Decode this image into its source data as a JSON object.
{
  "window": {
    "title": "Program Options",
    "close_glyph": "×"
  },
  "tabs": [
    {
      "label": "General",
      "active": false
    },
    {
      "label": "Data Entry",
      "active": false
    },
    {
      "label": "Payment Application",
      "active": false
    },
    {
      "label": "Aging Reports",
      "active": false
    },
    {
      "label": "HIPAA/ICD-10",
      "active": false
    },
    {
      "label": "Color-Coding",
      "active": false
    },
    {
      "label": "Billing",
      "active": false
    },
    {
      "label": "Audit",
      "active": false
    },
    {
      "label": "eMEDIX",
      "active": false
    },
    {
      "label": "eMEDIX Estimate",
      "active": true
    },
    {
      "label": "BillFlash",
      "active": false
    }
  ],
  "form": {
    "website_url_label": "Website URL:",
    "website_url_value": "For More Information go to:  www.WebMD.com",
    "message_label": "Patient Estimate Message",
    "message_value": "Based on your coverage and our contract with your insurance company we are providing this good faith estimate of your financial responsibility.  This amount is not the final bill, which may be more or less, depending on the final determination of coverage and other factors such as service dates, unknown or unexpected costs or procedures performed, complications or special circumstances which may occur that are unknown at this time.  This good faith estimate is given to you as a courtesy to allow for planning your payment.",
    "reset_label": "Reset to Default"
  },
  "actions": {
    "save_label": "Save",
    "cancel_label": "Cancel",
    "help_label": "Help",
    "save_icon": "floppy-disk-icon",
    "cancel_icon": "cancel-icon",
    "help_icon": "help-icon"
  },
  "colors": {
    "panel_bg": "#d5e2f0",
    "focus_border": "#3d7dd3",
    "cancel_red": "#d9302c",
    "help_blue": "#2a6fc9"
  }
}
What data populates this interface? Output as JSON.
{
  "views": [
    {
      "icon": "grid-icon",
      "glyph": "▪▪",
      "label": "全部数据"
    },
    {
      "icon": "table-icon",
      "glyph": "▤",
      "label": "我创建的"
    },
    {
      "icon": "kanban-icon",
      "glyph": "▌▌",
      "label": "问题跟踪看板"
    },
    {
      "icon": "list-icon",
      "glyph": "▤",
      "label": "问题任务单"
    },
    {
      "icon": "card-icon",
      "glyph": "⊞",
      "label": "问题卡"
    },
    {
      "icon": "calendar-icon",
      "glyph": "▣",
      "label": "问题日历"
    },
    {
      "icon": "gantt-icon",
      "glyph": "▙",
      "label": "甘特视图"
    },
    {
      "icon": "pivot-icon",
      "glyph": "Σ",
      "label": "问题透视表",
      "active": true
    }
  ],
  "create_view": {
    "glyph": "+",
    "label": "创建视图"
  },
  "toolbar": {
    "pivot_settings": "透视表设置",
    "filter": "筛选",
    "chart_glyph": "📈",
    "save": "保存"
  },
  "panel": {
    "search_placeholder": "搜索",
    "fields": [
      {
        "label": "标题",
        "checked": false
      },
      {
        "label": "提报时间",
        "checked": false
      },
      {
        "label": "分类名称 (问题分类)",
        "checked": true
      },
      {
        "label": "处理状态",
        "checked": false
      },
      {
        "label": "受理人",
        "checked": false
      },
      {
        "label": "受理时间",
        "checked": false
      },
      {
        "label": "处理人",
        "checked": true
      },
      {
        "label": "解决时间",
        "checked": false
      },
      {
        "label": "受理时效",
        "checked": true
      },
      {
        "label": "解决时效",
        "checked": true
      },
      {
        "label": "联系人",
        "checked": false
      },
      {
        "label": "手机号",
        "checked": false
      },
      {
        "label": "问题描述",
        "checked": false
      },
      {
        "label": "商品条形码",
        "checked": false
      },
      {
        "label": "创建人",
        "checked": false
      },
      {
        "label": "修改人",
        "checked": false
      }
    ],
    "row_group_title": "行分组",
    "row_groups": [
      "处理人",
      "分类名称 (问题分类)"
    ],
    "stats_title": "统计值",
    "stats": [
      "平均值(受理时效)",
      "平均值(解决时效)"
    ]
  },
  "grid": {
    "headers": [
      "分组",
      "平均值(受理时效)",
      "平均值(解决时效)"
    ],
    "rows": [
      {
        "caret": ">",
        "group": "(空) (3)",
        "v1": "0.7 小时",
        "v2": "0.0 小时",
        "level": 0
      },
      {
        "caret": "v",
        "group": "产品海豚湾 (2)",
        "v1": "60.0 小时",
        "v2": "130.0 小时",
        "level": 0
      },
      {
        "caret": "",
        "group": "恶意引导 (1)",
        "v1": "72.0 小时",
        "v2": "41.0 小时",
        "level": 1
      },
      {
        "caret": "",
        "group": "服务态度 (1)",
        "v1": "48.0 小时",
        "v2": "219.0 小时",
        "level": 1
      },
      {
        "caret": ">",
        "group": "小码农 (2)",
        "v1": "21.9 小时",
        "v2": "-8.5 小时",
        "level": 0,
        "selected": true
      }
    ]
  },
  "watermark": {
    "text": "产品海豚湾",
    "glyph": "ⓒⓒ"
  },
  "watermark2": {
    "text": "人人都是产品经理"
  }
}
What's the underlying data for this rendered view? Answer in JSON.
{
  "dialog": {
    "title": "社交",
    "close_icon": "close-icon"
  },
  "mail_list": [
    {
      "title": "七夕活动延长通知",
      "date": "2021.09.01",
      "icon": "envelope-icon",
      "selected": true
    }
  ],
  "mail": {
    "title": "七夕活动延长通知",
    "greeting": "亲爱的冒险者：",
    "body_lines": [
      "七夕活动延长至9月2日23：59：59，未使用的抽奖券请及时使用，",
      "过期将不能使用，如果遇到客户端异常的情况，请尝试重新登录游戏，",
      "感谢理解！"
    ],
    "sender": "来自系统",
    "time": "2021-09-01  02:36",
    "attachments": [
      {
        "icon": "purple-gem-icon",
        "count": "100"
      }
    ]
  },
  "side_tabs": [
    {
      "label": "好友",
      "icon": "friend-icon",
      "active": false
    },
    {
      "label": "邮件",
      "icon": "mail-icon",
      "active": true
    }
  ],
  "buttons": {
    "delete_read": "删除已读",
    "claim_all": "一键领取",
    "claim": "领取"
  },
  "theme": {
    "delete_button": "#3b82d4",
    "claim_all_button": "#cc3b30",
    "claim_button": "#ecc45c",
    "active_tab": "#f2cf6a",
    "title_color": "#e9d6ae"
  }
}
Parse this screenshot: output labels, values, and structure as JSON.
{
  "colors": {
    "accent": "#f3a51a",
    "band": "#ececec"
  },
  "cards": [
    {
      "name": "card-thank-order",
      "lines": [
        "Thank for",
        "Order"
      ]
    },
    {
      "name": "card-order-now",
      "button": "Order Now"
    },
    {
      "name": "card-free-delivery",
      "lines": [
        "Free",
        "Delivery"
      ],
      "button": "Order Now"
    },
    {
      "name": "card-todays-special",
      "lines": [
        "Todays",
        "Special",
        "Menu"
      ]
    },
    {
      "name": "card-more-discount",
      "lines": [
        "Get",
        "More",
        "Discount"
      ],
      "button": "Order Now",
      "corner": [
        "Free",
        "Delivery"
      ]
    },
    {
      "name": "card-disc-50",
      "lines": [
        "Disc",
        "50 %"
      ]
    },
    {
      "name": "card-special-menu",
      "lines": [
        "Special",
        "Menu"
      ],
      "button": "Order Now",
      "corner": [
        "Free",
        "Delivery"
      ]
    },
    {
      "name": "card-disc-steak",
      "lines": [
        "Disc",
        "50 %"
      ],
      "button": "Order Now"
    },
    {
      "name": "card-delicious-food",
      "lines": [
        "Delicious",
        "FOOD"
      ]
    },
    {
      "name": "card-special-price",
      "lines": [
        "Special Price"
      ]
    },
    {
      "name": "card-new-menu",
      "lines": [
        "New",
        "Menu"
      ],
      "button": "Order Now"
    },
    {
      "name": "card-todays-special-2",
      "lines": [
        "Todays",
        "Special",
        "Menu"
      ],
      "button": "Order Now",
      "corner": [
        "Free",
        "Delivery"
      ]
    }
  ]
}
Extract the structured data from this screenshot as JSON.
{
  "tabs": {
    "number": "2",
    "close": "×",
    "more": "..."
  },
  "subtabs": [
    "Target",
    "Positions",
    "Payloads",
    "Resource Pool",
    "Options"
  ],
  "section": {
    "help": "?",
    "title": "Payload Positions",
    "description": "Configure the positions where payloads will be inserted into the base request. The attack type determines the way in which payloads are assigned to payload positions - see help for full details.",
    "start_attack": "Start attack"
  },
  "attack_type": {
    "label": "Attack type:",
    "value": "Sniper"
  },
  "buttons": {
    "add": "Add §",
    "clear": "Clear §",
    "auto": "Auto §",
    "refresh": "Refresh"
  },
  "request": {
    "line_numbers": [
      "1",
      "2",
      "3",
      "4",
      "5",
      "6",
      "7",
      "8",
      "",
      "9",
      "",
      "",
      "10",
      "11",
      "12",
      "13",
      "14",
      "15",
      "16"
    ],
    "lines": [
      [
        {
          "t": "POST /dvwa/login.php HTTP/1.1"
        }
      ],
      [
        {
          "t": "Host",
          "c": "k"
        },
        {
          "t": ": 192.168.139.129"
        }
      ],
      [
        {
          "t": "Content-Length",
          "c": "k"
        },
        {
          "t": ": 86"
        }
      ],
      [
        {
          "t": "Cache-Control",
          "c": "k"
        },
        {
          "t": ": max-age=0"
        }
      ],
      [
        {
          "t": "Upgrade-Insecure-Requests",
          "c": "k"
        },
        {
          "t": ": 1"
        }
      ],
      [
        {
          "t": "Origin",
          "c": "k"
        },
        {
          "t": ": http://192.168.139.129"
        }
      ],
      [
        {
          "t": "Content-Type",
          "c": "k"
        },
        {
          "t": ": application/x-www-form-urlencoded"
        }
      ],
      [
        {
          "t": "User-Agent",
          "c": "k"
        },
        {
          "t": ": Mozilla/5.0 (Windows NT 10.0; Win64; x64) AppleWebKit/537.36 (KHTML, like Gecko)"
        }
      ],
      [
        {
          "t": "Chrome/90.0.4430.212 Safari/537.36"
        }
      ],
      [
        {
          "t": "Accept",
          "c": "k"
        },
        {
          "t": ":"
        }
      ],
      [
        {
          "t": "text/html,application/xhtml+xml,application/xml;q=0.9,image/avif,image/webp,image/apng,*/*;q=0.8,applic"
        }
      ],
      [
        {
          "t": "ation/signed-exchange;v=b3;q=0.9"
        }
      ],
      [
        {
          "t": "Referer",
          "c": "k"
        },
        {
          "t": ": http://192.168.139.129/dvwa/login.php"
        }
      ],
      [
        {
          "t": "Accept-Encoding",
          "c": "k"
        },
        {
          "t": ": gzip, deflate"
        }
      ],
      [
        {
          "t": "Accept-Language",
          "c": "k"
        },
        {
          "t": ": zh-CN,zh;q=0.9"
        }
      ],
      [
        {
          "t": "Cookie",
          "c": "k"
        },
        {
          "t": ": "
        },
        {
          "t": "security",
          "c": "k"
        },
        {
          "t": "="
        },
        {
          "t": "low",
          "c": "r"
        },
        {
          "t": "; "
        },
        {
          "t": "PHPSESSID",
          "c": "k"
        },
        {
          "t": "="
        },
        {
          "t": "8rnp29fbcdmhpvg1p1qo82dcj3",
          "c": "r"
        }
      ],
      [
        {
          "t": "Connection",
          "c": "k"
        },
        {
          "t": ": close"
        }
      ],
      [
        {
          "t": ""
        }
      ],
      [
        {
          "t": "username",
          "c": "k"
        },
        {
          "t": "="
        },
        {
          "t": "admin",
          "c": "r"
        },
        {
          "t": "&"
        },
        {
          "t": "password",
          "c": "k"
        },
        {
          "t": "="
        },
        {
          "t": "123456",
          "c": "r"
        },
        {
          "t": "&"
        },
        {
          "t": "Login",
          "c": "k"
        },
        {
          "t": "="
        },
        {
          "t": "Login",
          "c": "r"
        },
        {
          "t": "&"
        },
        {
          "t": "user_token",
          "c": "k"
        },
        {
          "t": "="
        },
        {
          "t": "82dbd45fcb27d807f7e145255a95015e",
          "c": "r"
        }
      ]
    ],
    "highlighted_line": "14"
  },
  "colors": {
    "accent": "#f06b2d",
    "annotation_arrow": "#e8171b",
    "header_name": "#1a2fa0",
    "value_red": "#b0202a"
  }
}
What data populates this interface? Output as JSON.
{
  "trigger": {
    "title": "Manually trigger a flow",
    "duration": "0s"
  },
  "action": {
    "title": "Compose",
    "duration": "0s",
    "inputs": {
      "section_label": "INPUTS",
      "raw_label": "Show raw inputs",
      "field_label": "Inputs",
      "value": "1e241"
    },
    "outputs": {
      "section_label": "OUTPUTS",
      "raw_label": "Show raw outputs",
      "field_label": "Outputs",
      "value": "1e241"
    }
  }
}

▶ **Goal**: Find each line that has the word "into", then copy it out.

▶ **In response**:
Decode this image into its source data as a JSON object.
    "description": "Configure the positions where payloads will be inserted into the base request. The attack type determines the way in which payloads are assigned to payload positions - see help for full details.",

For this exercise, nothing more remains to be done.